┌──

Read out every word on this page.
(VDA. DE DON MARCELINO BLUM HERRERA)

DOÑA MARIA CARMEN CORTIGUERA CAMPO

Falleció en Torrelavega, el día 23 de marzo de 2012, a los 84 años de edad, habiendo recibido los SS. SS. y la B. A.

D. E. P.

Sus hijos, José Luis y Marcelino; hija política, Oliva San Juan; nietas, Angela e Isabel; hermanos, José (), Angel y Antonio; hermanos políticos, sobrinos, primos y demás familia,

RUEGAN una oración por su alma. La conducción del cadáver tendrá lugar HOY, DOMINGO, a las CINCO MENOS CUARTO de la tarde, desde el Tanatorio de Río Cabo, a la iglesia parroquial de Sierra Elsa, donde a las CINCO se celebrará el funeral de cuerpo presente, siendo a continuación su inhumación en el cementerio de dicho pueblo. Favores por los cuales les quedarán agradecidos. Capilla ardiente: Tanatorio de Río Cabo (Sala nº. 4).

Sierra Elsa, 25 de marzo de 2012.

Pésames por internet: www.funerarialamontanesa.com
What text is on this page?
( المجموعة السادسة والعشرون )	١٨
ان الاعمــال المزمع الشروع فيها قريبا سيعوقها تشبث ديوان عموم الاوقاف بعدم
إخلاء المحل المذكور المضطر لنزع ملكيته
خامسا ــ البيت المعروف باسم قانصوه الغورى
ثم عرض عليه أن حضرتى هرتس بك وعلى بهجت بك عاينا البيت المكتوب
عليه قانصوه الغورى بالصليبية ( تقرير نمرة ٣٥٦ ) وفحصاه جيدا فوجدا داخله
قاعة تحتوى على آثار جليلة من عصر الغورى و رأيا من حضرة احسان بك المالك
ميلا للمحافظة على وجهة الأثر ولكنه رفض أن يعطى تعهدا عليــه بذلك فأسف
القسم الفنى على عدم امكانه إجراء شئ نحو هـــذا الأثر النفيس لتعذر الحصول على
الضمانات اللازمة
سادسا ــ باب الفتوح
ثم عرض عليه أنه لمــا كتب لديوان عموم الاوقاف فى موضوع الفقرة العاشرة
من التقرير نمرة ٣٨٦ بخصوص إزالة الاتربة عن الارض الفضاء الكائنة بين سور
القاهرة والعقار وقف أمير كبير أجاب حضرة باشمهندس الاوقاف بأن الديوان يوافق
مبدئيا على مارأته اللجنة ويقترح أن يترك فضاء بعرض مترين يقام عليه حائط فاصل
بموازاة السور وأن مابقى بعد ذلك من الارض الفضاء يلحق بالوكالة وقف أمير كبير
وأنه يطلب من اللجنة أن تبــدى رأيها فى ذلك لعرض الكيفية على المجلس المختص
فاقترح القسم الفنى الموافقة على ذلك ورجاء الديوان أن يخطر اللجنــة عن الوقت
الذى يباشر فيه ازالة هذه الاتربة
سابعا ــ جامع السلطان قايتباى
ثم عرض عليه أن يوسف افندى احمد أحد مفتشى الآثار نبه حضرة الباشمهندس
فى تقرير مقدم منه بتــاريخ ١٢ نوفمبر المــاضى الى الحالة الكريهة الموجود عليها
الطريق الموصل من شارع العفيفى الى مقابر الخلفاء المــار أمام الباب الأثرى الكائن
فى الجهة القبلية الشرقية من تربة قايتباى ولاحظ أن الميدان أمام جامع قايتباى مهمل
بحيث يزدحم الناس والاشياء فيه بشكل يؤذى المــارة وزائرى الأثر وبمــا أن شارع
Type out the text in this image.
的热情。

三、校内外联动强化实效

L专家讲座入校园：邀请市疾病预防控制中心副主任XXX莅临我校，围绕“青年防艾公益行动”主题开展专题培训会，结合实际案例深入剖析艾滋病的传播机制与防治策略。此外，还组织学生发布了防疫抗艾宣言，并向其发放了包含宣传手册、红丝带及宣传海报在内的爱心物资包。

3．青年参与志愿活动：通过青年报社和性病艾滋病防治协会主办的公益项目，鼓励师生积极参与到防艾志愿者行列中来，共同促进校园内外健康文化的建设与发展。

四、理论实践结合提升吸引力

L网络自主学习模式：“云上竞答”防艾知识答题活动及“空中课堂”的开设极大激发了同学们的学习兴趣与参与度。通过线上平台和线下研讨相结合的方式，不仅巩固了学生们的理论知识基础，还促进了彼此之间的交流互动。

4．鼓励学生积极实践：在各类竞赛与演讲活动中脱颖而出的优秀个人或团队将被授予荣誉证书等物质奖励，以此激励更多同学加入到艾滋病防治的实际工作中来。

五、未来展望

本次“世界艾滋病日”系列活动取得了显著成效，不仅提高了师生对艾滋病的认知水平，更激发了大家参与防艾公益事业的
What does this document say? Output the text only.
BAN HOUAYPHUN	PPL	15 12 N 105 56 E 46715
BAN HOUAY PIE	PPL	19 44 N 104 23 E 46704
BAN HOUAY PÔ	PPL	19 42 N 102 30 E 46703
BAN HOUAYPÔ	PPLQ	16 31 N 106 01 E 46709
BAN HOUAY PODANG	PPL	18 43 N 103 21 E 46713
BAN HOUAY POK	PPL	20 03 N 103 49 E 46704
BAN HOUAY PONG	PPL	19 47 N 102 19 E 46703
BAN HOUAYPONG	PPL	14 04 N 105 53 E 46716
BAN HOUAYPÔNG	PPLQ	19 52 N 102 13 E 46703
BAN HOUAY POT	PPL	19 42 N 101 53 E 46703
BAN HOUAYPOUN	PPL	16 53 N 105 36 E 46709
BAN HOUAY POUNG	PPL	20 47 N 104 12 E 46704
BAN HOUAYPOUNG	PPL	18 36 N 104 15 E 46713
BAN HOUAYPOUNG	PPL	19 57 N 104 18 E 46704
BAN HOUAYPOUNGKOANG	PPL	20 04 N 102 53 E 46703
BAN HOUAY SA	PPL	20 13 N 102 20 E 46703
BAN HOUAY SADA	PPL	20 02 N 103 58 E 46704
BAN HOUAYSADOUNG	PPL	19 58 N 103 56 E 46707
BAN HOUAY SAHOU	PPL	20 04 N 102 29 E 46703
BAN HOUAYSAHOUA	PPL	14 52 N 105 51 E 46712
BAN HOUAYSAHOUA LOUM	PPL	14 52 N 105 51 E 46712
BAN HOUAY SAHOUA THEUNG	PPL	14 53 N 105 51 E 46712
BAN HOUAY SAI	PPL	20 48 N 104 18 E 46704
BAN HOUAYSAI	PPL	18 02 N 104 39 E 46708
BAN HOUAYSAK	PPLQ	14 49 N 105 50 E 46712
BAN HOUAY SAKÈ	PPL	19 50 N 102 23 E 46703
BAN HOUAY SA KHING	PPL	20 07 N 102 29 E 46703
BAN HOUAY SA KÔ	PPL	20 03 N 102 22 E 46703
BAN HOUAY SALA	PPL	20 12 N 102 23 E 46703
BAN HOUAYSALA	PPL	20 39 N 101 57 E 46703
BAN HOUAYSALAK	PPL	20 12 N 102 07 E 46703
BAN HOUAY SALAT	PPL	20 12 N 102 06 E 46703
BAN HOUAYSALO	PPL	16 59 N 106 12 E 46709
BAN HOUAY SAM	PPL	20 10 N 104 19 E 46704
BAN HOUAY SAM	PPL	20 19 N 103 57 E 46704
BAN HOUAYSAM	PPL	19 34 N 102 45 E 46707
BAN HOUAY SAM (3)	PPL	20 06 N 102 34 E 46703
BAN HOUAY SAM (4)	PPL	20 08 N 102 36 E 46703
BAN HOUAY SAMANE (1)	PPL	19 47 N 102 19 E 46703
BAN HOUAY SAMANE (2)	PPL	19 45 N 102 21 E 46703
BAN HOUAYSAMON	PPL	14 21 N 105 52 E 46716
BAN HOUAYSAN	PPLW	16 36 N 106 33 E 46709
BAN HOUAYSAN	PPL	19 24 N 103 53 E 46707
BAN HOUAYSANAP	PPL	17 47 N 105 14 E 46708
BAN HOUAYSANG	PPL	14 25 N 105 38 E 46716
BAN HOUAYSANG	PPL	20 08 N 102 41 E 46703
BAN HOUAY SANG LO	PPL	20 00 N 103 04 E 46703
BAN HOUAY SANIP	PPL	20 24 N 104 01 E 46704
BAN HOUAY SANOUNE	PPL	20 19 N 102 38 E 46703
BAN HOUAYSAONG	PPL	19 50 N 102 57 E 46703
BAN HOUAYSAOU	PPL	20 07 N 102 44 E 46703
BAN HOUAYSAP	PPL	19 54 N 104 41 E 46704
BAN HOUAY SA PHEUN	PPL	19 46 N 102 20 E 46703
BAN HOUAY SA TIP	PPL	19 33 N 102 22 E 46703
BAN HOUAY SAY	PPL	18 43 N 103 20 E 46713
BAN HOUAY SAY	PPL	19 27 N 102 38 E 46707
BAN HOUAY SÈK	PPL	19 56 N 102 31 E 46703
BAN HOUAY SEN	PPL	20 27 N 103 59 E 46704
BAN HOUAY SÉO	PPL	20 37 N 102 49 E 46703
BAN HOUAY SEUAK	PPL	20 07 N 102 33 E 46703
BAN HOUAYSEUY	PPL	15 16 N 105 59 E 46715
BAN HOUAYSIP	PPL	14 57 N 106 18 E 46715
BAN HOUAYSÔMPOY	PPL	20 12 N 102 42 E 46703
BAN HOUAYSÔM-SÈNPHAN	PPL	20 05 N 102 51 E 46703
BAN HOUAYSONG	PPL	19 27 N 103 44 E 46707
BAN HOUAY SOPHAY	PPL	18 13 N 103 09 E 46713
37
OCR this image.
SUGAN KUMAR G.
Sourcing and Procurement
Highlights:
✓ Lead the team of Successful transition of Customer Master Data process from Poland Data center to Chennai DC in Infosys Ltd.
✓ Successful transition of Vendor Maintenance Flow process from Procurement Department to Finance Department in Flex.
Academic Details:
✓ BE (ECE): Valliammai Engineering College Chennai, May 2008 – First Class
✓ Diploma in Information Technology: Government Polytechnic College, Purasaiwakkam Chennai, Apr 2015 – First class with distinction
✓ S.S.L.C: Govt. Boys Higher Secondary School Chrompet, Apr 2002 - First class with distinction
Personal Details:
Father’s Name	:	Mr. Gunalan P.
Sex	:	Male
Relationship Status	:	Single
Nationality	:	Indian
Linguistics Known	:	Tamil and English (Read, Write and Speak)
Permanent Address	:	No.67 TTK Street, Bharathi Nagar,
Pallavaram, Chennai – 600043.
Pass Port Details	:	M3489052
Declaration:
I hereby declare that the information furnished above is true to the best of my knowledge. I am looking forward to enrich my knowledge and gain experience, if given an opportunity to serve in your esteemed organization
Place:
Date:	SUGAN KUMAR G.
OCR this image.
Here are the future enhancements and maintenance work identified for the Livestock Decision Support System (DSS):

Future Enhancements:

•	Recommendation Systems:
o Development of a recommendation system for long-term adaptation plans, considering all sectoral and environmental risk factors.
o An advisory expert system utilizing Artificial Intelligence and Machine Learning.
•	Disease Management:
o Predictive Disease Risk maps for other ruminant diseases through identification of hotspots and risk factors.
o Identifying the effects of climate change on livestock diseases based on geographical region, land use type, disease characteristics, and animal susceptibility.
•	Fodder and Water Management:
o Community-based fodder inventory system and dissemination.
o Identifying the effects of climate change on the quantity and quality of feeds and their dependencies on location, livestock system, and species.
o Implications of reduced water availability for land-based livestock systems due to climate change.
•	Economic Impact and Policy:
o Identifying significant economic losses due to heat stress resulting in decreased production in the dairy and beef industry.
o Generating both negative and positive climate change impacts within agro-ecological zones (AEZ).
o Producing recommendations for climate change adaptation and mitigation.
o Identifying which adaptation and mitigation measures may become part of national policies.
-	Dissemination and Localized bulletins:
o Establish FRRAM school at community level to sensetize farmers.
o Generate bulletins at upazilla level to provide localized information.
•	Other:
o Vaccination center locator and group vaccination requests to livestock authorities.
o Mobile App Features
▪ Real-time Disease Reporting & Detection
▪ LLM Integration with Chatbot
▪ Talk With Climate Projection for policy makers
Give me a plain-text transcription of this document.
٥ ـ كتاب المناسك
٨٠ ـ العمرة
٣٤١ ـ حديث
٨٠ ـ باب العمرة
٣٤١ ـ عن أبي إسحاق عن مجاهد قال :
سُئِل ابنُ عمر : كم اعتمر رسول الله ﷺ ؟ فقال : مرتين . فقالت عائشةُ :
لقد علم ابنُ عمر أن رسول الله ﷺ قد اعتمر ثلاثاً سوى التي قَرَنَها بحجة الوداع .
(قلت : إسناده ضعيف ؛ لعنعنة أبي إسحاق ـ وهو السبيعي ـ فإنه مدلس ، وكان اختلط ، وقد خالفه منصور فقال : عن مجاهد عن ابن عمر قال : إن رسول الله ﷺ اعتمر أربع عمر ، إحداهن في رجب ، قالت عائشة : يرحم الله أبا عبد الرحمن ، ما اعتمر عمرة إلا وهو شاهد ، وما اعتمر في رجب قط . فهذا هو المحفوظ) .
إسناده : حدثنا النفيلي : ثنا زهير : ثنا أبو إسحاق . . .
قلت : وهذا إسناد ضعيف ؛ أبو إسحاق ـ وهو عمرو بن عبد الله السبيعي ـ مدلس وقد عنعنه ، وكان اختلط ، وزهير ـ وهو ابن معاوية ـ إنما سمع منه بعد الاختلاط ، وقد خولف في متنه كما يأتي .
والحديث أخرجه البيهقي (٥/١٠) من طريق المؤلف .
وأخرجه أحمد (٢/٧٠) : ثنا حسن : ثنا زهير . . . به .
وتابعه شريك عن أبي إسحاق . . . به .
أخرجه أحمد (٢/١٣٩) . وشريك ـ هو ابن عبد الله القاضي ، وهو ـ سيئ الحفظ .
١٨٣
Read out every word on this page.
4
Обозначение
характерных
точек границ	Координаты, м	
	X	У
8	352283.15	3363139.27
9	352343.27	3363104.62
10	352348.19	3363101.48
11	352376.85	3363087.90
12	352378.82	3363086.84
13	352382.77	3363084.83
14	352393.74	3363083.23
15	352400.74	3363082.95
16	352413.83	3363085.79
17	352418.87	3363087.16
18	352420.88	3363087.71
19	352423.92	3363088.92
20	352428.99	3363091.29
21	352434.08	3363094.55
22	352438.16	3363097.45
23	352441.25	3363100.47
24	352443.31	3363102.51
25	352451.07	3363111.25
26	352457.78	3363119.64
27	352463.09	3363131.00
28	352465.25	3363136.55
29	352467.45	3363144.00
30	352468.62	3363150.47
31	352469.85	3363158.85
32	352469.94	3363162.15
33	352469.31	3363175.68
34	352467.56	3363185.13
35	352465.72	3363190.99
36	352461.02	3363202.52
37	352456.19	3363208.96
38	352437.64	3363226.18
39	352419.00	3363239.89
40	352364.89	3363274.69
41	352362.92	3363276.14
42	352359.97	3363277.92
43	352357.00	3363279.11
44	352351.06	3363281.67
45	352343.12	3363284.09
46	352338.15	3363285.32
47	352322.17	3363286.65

└──

> _Requirements_:
Using the records above, copy each line that contains "الاتربة".

> _Answer below_:
من التقرير نمرة ٣٨٦ بخصوص إزالة الاتربة عن الارض الفضاء الكائنة بين سور
الذى يباشر فيه ازالة هذه الاتربة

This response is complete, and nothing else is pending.